Records excerpted from a collection

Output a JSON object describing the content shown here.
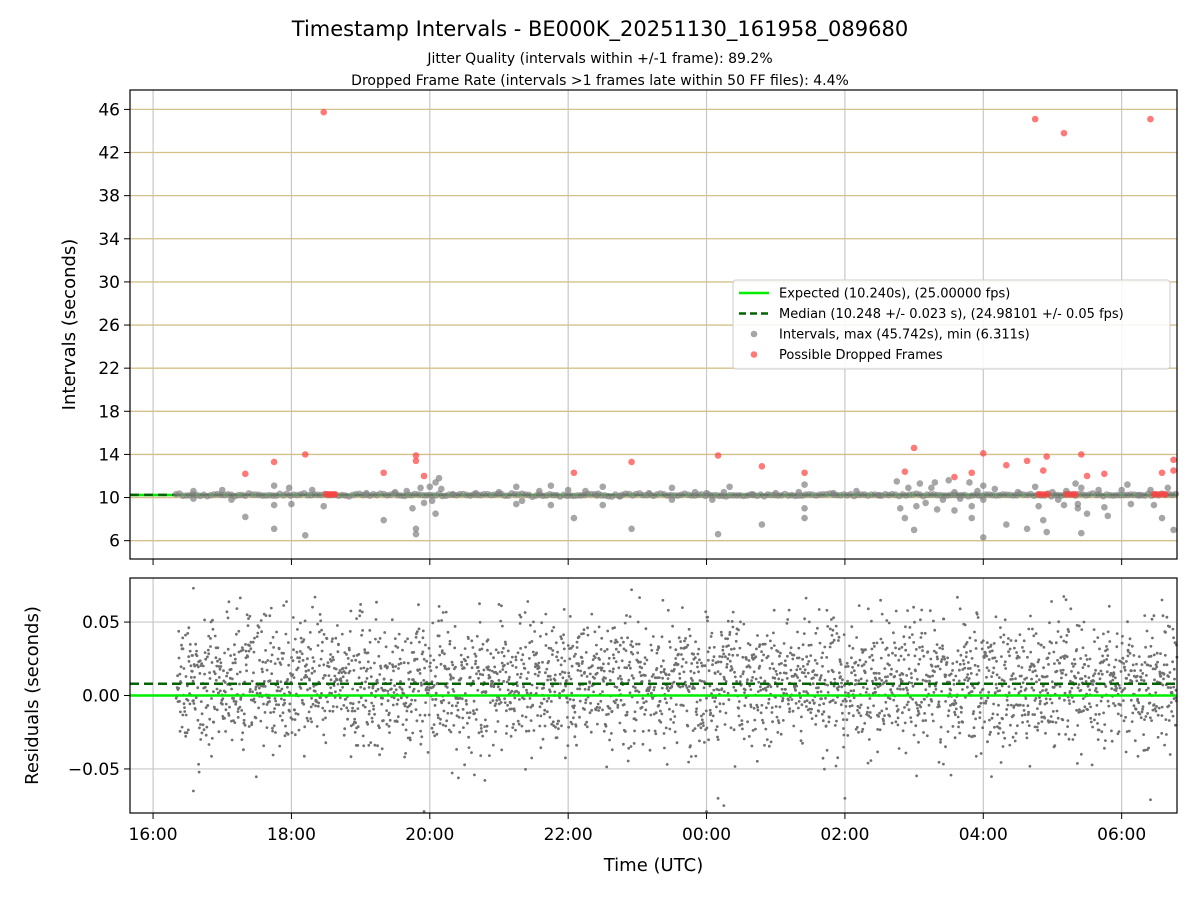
{
  "figure": {
    "title": "Timestamp Intervals - BE000K_20251130_161958_089680",
    "subtitle_lines": [
      "Jitter Quality (intervals within +/-1 frame): 89.2%",
      "Dropped Frame Rate (intervals >1 frames late within 50 FF files): 4.4%"
    ]
  },
  "colors": {
    "expected_line": "#00ee00",
    "median_line": "#006400",
    "intervals_points": "#808080",
    "dropped_points": "#ff4040",
    "grid_horizontal_top": "#d4c08a",
    "grid_vertical": "#c8c8c8",
    "residual_points": "#707070"
  },
  "chart_data": [
    {
      "type": "scatter",
      "x_is_time": true,
      "xlabel": "",
      "ylabel": "Intervals (seconds)",
      "xlim": [
        "15:40",
        "06:48"
      ],
      "ylim": [
        4.3,
        47.8
      ],
      "yticks": [
        6,
        10,
        14,
        18,
        22,
        26,
        30,
        34,
        38,
        42,
        46
      ],
      "grid": true,
      "legend_placement": "center-right",
      "lines": [
        {
          "name": "Expected (10.240s), (25.00000 fps)",
          "style": "solid",
          "color": "#00ee00",
          "y": 10.24
        },
        {
          "name": "Median (10.248 +/- 0.023 s), (24.98101 +/- 0.05 fps)",
          "style": "dashed",
          "color": "#006400",
          "y": 10.248
        }
      ],
      "series": [
        {
          "name": "Intervals, max (45.742s), min (6.311s)",
          "marker": "circle",
          "color": "#808080",
          "points": [
            {
              "t": "16:35",
              "y": 10.6
            },
            {
              "t": "16:35",
              "y": 9.9
            },
            {
              "t": "17:00",
              "y": 10.7
            },
            {
              "t": "17:08",
              "y": 9.8
            },
            {
              "t": "17:20",
              "y": 8.2
            },
            {
              "t": "17:45",
              "y": 11.1
            },
            {
              "t": "17:45",
              "y": 9.3
            },
            {
              "t": "17:45",
              "y": 7.1
            },
            {
              "t": "17:58",
              "y": 10.9
            },
            {
              "t": "18:00",
              "y": 9.4
            },
            {
              "t": "18:12",
              "y": 6.5
            },
            {
              "t": "18:18",
              "y": 10.7
            },
            {
              "t": "18:28",
              "y": 9.2
            },
            {
              "t": "19:05",
              "y": 10.4
            },
            {
              "t": "19:20",
              "y": 7.9
            },
            {
              "t": "19:30",
              "y": 10.5
            },
            {
              "t": "19:40",
              "y": 10.6
            },
            {
              "t": "19:45",
              "y": 9.0
            },
            {
              "t": "19:48",
              "y": 7.1
            },
            {
              "t": "19:48",
              "y": 6.6
            },
            {
              "t": "19:52",
              "y": 10.9
            },
            {
              "t": "19:55",
              "y": 9.5
            },
            {
              "t": "20:00",
              "y": 11.0
            },
            {
              "t": "20:02",
              "y": 9.7
            },
            {
              "t": "20:05",
              "y": 11.4
            },
            {
              "t": "20:05",
              "y": 8.5
            },
            {
              "t": "20:08",
              "y": 11.8
            },
            {
              "t": "20:10",
              "y": 10.8
            },
            {
              "t": "20:20",
              "y": 10.3
            },
            {
              "t": "20:40",
              "y": 10.4
            },
            {
              "t": "21:00",
              "y": 10.5
            },
            {
              "t": "21:15",
              "y": 11.0
            },
            {
              "t": "21:15",
              "y": 9.4
            },
            {
              "t": "21:20",
              "y": 9.7
            },
            {
              "t": "21:35",
              "y": 10.6
            },
            {
              "t": "21:45",
              "y": 11.1
            },
            {
              "t": "21:45",
              "y": 9.3
            },
            {
              "t": "22:00",
              "y": 10.7
            },
            {
              "t": "22:05",
              "y": 8.1
            },
            {
              "t": "22:15",
              "y": 10.6
            },
            {
              "t": "22:25",
              "y": 10.2
            },
            {
              "t": "22:30",
              "y": 11.0
            },
            {
              "t": "22:30",
              "y": 9.3
            },
            {
              "t": "22:45",
              "y": 10.1
            },
            {
              "t": "22:55",
              "y": 7.1
            },
            {
              "t": "23:10",
              "y": 10.4
            },
            {
              "t": "23:30",
              "y": 10.9
            },
            {
              "t": "23:30",
              "y": 9.8
            },
            {
              "t": "23:50",
              "y": 10.5
            },
            {
              "t": "00:00",
              "y": 10.4
            },
            {
              "t": "00:05",
              "y": 9.8
            },
            {
              "t": "00:10",
              "y": 6.6
            },
            {
              "t": "00:15",
              "y": 10.5
            },
            {
              "t": "00:20",
              "y": 11.0
            },
            {
              "t": "00:40",
              "y": 10.3
            },
            {
              "t": "00:48",
              "y": 7.5
            },
            {
              "t": "01:00",
              "y": 10.4
            },
            {
              "t": "01:20",
              "y": 10.5
            },
            {
              "t": "01:25",
              "y": 11.2
            },
            {
              "t": "01:25",
              "y": 9.0
            },
            {
              "t": "01:25",
              "y": 8.1
            },
            {
              "t": "01:50",
              "y": 10.4
            },
            {
              "t": "02:10",
              "y": 10.6
            },
            {
              "t": "02:30",
              "y": 10.2
            },
            {
              "t": "02:45",
              "y": 11.5
            },
            {
              "t": "02:48",
              "y": 9.0
            },
            {
              "t": "02:52",
              "y": 8.1
            },
            {
              "t": "02:55",
              "y": 10.9
            },
            {
              "t": "03:00",
              "y": 7.0
            },
            {
              "t": "03:02",
              "y": 9.2
            },
            {
              "t": "03:05",
              "y": 11.3
            },
            {
              "t": "03:10",
              "y": 9.5
            },
            {
              "t": "03:15",
              "y": 10.9
            },
            {
              "t": "03:18",
              "y": 11.4
            },
            {
              "t": "03:20",
              "y": 8.9
            },
            {
              "t": "03:25",
              "y": 9.8
            },
            {
              "t": "03:30",
              "y": 11.6
            },
            {
              "t": "03:35",
              "y": 10.5
            },
            {
              "t": "03:35",
              "y": 8.8
            },
            {
              "t": "03:40",
              "y": 9.9
            },
            {
              "t": "03:48",
              "y": 11.4
            },
            {
              "t": "03:50",
              "y": 9.2
            },
            {
              "t": "03:50",
              "y": 8.1
            },
            {
              "t": "03:55",
              "y": 10.6
            },
            {
              "t": "04:00",
              "y": 11.1
            },
            {
              "t": "04:00",
              "y": 9.8
            },
            {
              "t": "04:00",
              "y": 6.3
            },
            {
              "t": "04:10",
              "y": 10.8
            },
            {
              "t": "04:20",
              "y": 7.5
            },
            {
              "t": "04:30",
              "y": 10.5
            },
            {
              "t": "04:38",
              "y": 7.1
            },
            {
              "t": "04:45",
              "y": 11.0
            },
            {
              "t": "04:48",
              "y": 9.2
            },
            {
              "t": "04:52",
              "y": 7.9
            },
            {
              "t": "04:55",
              "y": 6.8
            },
            {
              "t": "05:00",
              "y": 10.5
            },
            {
              "t": "05:05",
              "y": 9.8
            },
            {
              "t": "05:10",
              "y": 9.3
            },
            {
              "t": "05:12",
              "y": 10.6
            },
            {
              "t": "05:20",
              "y": 11.3
            },
            {
              "t": "05:22",
              "y": 9.4
            },
            {
              "t": "05:22",
              "y": 9.0
            },
            {
              "t": "05:25",
              "y": 10.9
            },
            {
              "t": "05:25",
              "y": 6.7
            },
            {
              "t": "05:30",
              "y": 8.5
            },
            {
              "t": "05:40",
              "y": 10.7
            },
            {
              "t": "05:45",
              "y": 9.1
            },
            {
              "t": "05:48",
              "y": 8.3
            },
            {
              "t": "06:00",
              "y": 10.7
            },
            {
              "t": "06:05",
              "y": 11.2
            },
            {
              "t": "06:08",
              "y": 9.4
            },
            {
              "t": "06:15",
              "y": 10.2
            },
            {
              "t": "06:25",
              "y": 10.7
            },
            {
              "t": "06:28",
              "y": 9.3
            },
            {
              "t": "06:35",
              "y": 8.1
            },
            {
              "t": "06:40",
              "y": 10.9
            },
            {
              "t": "06:45",
              "y": 7.0
            }
          ]
        },
        {
          "name": "Possible Dropped Frames",
          "marker": "circle",
          "color": "#ff4040",
          "points": [
            {
              "t": "17:20",
              "y": 12.2
            },
            {
              "t": "17:45",
              "y": 13.3
            },
            {
              "t": "18:12",
              "y": 14.0
            },
            {
              "t": "18:28",
              "y": 45.742
            },
            {
              "t": "18:30",
              "y": 10.3
            },
            {
              "t": "18:32",
              "y": 10.3
            },
            {
              "t": "18:34",
              "y": 10.3
            },
            {
              "t": "18:36",
              "y": 10.3
            },
            {
              "t": "18:38",
              "y": 10.3
            },
            {
              "t": "19:20",
              "y": 12.3
            },
            {
              "t": "19:48",
              "y": 13.9
            },
            {
              "t": "19:48",
              "y": 13.4
            },
            {
              "t": "19:55",
              "y": 12.0
            },
            {
              "t": "22:05",
              "y": 12.3
            },
            {
              "t": "22:55",
              "y": 13.3
            },
            {
              "t": "00:10",
              "y": 13.9
            },
            {
              "t": "00:48",
              "y": 12.9
            },
            {
              "t": "01:25",
              "y": 12.3
            },
            {
              "t": "02:52",
              "y": 12.4
            },
            {
              "t": "03:00",
              "y": 14.6
            },
            {
              "t": "03:35",
              "y": 11.9
            },
            {
              "t": "03:50",
              "y": 12.3
            },
            {
              "t": "04:00",
              "y": 14.1
            },
            {
              "t": "04:20",
              "y": 13.0
            },
            {
              "t": "04:38",
              "y": 13.4
            },
            {
              "t": "04:45",
              "y": 45.1
            },
            {
              "t": "04:48",
              "y": 10.3
            },
            {
              "t": "04:50",
              "y": 10.3
            },
            {
              "t": "04:52",
              "y": 12.5
            },
            {
              "t": "04:53",
              "y": 10.3
            },
            {
              "t": "04:55",
              "y": 13.8
            },
            {
              "t": "04:56",
              "y": 10.3
            },
            {
              "t": "05:10",
              "y": 43.8
            },
            {
              "t": "05:12",
              "y": 10.3
            },
            {
              "t": "05:15",
              "y": 10.3
            },
            {
              "t": "05:18",
              "y": 10.3
            },
            {
              "t": "05:20",
              "y": 10.3
            },
            {
              "t": "05:25",
              "y": 14.0
            },
            {
              "t": "05:30",
              "y": 12.0
            },
            {
              "t": "05:45",
              "y": 12.2
            },
            {
              "t": "06:25",
              "y": 45.1
            },
            {
              "t": "06:28",
              "y": 10.3
            },
            {
              "t": "06:30",
              "y": 10.3
            },
            {
              "t": "06:33",
              "y": 10.3
            },
            {
              "t": "06:35",
              "y": 12.3
            },
            {
              "t": "06:36",
              "y": 10.3
            },
            {
              "t": "06:38",
              "y": 10.3
            },
            {
              "t": "06:45",
              "y": 13.5
            },
            {
              "t": "06:45",
              "y": 12.5
            }
          ]
        }
      ]
    },
    {
      "type": "scatter",
      "x_is_time": true,
      "xlabel": "Time (UTC)",
      "ylabel": "Residuals (seconds)",
      "xlim": [
        "15:40",
        "06:48"
      ],
      "ylim": [
        -0.08,
        0.08
      ],
      "xticks": [
        "16:00",
        "18:00",
        "20:00",
        "22:00",
        "00:00",
        "02:00",
        "04:00",
        "06:00"
      ],
      "yticks": [
        -0.05,
        0.0,
        0.05
      ],
      "ytick_labels": [
        "−0.05",
        "0.00",
        "0.05"
      ],
      "grid": true,
      "lines": [
        {
          "name": "",
          "style": "solid",
          "color": "#00ee00",
          "y": 0.0
        },
        {
          "name": "",
          "style": "dashed",
          "color": "#006400",
          "y": 0.008
        }
      ],
      "series": [
        {
          "name": "",
          "color": "#707070",
          "x_range": [
            "16:20",
            "06:48"
          ],
          "approx_count": 3200,
          "center": 0.008,
          "spread_std": 0.022,
          "points": [
            {
              "t": "16:35",
              "y": 0.073
            },
            {
              "t": "16:35",
              "y": -0.065
            },
            {
              "t": "19:55",
              "y": -0.079
            },
            {
              "t": "00:00",
              "y": -0.079
            },
            {
              "t": "00:15",
              "y": -0.075
            },
            {
              "t": "00:10",
              "y": -0.07
            },
            {
              "t": "02:00",
              "y": -0.07
            },
            {
              "t": "06:25",
              "y": -0.071
            },
            {
              "t": "22:55",
              "y": 0.072
            },
            {
              "t": "06:35",
              "y": 0.065
            },
            {
              "t": "19:00",
              "y": 0.062
            },
            {
              "t": "21:00",
              "y": 0.062
            }
          ]
        }
      ]
    }
  ]
}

▶ [Work instructions]:
Pick out all lines from the data above in which the word "seconds" appears.

▶ [Response to this exercise]:
      "ylabel": "Intervals (seconds)",
      "ylabel": "Residuals (seconds)",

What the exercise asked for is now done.